» **Requirement**
Identify each line below that contains the word "title", and copy it out.

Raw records
- - - - -

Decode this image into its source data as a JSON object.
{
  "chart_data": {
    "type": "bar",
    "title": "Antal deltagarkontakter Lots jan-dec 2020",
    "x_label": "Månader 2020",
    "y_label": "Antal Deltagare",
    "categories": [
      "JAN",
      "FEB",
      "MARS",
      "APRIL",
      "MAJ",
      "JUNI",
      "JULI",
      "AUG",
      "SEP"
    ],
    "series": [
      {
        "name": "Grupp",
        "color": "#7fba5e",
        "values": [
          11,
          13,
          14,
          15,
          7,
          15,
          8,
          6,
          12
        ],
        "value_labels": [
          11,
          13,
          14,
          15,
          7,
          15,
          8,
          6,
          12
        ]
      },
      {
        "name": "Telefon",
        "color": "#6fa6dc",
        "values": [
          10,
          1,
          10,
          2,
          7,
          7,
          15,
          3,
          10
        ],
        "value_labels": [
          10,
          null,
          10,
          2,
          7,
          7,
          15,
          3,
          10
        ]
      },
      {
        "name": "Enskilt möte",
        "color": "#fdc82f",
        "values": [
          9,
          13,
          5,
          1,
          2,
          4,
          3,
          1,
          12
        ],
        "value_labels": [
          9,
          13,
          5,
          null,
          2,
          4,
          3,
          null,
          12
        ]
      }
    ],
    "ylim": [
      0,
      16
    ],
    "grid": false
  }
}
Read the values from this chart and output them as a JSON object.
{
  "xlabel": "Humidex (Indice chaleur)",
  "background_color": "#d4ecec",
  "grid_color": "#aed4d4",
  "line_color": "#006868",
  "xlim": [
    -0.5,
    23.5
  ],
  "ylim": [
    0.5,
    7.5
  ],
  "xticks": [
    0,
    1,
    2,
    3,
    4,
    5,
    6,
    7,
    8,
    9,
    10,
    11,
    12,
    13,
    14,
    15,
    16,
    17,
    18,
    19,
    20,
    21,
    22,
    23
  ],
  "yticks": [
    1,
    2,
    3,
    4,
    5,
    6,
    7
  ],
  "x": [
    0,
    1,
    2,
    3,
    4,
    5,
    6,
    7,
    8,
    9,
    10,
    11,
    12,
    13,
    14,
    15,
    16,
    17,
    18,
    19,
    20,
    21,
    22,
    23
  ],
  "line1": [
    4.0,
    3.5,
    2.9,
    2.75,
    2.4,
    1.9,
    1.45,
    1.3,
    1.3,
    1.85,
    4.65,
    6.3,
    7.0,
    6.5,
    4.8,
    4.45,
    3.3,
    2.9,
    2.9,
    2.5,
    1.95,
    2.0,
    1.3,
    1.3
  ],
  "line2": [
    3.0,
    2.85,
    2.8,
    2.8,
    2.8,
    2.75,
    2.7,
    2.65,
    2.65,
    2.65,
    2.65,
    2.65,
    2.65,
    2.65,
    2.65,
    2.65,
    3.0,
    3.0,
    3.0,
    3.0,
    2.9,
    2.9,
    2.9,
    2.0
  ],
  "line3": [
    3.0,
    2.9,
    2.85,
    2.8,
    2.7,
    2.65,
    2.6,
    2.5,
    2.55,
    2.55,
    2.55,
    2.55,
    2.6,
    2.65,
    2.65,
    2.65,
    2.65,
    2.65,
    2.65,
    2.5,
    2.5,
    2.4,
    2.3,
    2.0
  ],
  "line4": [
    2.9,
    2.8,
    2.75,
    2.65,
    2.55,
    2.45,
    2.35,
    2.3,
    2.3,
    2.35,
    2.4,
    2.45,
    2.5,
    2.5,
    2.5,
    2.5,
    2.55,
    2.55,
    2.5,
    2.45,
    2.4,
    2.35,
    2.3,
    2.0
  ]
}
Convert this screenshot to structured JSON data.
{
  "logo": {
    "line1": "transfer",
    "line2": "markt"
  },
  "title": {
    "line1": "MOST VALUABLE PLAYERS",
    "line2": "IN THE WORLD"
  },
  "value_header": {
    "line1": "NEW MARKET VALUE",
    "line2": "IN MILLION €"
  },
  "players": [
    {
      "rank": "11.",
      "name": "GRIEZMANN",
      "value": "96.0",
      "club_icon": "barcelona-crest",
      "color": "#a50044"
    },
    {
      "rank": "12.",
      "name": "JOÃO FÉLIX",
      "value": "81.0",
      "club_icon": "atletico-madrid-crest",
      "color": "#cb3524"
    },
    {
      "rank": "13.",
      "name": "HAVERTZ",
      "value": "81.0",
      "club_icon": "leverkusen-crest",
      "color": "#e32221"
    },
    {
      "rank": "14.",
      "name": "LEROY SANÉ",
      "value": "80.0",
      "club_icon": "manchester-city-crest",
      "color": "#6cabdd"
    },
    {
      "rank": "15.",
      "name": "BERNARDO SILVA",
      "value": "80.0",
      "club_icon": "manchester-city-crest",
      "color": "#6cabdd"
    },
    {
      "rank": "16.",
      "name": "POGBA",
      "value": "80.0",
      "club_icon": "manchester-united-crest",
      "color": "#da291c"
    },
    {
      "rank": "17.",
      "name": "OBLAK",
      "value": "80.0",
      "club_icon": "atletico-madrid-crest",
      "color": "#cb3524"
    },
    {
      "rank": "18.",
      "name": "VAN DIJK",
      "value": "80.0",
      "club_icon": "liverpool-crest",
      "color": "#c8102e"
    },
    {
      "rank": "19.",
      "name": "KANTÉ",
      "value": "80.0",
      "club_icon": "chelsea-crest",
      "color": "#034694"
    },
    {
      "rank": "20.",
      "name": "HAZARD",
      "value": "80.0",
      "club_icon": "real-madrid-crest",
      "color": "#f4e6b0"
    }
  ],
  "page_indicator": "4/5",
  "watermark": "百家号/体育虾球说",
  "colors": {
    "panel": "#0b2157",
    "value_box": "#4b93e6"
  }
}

- - - - -

» **Solution below**
    "title": "Antal deltagarkontakter Lots jan-dec 2020",
  "title": {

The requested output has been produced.